-- Start of THE RECORDS --
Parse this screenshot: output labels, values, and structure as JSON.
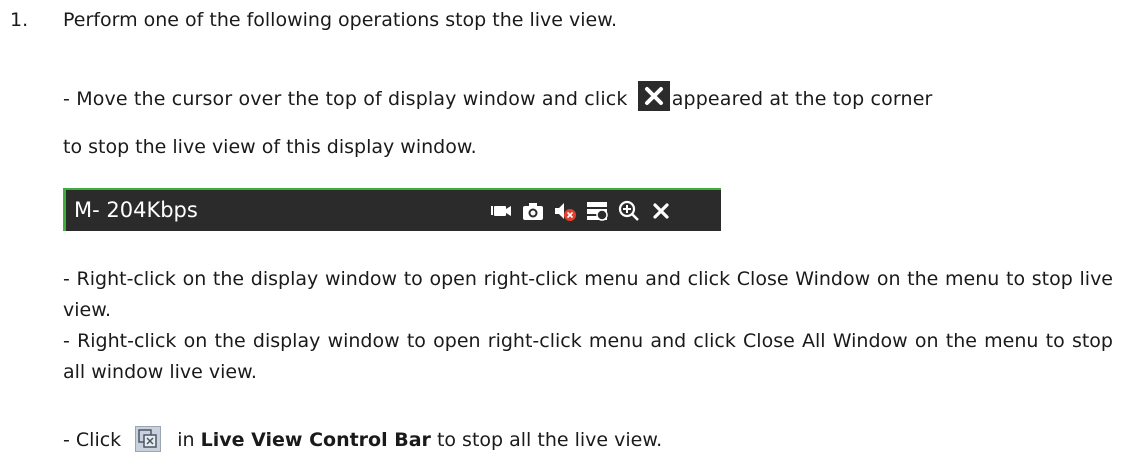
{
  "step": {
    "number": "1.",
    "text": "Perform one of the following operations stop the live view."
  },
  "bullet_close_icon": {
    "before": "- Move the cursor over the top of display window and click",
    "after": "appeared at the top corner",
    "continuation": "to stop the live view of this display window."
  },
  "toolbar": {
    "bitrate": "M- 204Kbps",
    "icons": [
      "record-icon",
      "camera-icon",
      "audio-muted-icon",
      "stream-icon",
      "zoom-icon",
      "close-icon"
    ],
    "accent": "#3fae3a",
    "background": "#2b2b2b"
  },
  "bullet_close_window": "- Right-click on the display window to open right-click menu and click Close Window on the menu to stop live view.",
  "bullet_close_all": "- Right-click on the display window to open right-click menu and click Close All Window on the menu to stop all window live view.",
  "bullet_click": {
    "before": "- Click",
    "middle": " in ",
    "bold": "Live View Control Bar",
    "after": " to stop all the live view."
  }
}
-- End of THE RECORDS --
-- Start of THE RECORDS --
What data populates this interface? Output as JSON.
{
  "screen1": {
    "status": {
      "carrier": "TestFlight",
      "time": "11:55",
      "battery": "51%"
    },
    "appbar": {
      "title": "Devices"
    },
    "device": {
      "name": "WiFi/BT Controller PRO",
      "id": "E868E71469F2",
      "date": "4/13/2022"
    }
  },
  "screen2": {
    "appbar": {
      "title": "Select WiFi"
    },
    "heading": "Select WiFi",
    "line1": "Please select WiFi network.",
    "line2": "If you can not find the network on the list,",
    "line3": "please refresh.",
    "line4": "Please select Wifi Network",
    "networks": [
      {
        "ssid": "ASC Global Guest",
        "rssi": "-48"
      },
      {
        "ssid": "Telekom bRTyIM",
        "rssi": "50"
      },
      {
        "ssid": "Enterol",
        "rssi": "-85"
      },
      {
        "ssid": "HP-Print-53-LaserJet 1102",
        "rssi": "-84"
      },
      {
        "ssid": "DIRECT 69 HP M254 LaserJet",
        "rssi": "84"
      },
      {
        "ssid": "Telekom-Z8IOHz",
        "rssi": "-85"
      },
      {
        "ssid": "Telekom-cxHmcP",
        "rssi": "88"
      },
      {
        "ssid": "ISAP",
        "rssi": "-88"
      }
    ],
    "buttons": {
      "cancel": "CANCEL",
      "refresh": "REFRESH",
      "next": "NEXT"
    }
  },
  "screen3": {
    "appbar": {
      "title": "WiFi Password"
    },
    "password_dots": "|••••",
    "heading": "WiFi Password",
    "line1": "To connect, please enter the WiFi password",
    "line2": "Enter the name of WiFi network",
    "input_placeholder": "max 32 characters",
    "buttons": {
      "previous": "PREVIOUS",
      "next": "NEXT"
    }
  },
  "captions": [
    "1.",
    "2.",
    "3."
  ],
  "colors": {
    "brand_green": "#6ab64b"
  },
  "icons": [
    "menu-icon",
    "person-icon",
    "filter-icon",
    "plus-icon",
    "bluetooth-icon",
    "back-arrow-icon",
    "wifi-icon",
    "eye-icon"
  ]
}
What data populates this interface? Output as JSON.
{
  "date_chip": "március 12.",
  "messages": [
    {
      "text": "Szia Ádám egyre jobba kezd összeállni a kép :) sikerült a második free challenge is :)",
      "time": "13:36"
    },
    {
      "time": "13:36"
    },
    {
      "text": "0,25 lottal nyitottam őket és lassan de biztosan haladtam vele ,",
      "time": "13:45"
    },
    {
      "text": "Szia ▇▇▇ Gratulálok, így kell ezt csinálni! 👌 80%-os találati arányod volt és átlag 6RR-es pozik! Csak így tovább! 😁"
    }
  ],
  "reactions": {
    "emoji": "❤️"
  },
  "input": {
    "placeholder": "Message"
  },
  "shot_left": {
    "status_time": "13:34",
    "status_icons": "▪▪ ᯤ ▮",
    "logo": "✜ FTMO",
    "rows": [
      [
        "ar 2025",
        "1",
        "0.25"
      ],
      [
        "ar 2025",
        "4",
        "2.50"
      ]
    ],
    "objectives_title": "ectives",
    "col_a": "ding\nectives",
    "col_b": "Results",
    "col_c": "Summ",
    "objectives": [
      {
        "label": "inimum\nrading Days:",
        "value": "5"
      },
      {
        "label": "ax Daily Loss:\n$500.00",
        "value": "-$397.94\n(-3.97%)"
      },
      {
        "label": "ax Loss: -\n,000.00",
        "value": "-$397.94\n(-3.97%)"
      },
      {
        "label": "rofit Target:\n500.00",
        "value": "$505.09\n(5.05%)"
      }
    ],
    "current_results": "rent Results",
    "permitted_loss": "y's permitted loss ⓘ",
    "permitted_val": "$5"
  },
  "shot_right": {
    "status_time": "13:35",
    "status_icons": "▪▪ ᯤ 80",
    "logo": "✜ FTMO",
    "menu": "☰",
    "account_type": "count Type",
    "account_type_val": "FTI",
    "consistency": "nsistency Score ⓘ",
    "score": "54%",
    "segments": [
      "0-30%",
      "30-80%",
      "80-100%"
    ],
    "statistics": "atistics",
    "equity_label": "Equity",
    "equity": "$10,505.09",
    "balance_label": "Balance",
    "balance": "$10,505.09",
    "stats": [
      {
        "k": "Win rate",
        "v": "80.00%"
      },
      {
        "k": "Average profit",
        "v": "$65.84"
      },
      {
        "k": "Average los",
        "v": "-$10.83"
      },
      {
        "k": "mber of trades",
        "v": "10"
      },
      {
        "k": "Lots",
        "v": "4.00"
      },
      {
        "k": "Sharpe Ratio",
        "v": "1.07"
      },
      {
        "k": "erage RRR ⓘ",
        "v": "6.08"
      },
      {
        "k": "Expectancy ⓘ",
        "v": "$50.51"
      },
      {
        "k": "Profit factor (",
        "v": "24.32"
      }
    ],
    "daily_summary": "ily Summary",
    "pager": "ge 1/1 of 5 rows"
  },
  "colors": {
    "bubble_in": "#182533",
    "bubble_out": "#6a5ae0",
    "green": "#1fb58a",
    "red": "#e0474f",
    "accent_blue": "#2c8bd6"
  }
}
-- End of THE RECORDS --
-- Start of THE RECORDS --
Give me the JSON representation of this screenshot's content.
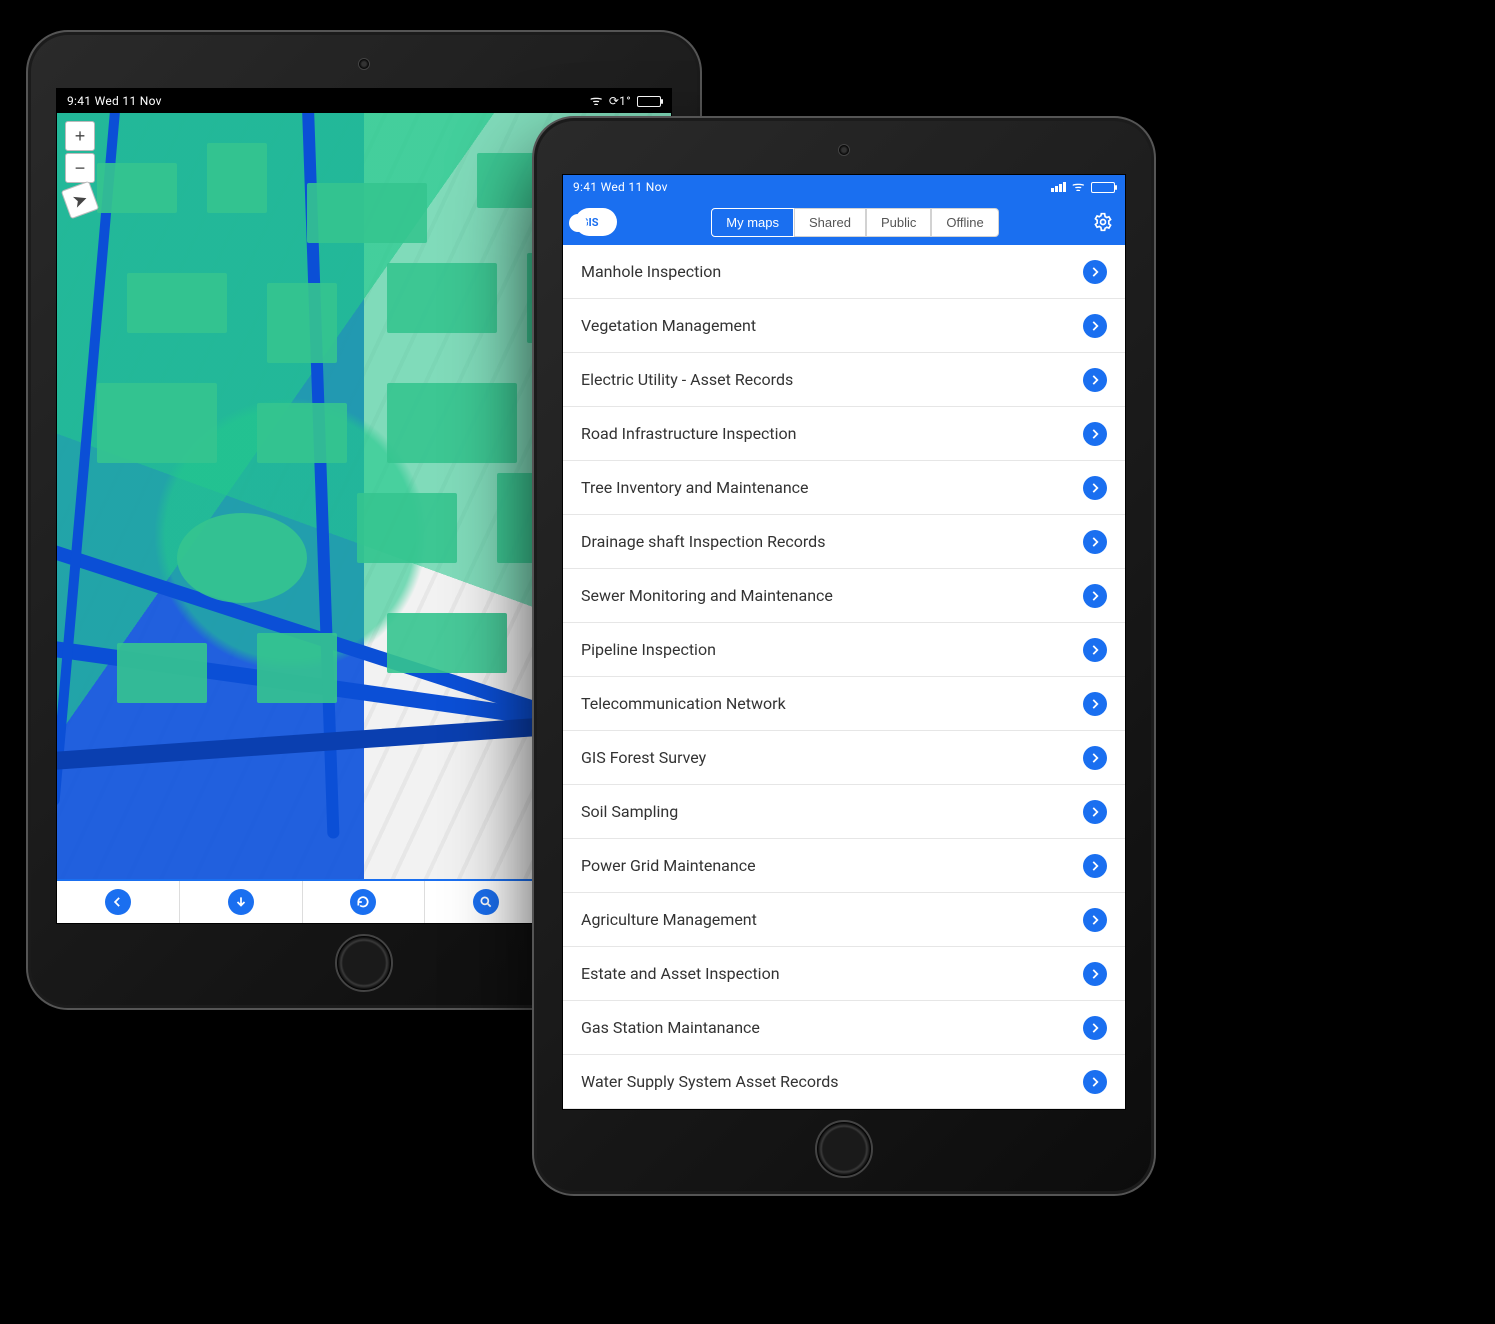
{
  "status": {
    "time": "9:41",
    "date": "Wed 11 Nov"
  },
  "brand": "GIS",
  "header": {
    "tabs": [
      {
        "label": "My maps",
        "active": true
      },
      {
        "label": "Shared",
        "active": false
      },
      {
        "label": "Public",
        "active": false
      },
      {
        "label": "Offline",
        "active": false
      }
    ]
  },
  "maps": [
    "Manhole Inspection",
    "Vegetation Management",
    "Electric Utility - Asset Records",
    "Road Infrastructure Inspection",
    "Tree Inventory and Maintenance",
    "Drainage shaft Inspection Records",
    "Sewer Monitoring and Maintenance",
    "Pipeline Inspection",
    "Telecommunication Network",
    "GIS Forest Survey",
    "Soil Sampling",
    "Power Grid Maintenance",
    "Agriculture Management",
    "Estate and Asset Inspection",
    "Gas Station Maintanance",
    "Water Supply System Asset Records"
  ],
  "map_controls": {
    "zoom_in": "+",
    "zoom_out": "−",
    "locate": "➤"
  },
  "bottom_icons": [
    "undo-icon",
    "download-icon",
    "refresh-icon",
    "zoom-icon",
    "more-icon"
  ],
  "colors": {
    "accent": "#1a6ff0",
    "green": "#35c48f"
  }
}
-- End of THE RECORDS --
EXERCISE DIRECTIONS >> Find the word "this" in the data and copy out each line where it turns up.

ANSWER FOR THE TASK >>
Parse this screenshot: output labels, values, and structure as JSON.
    "continuation": "to stop the live view of this display window."
What data populates this interface? Output as JSON.
What data populates this interface? Output as JSON.
Give me the JSON representation of this screenshot's content.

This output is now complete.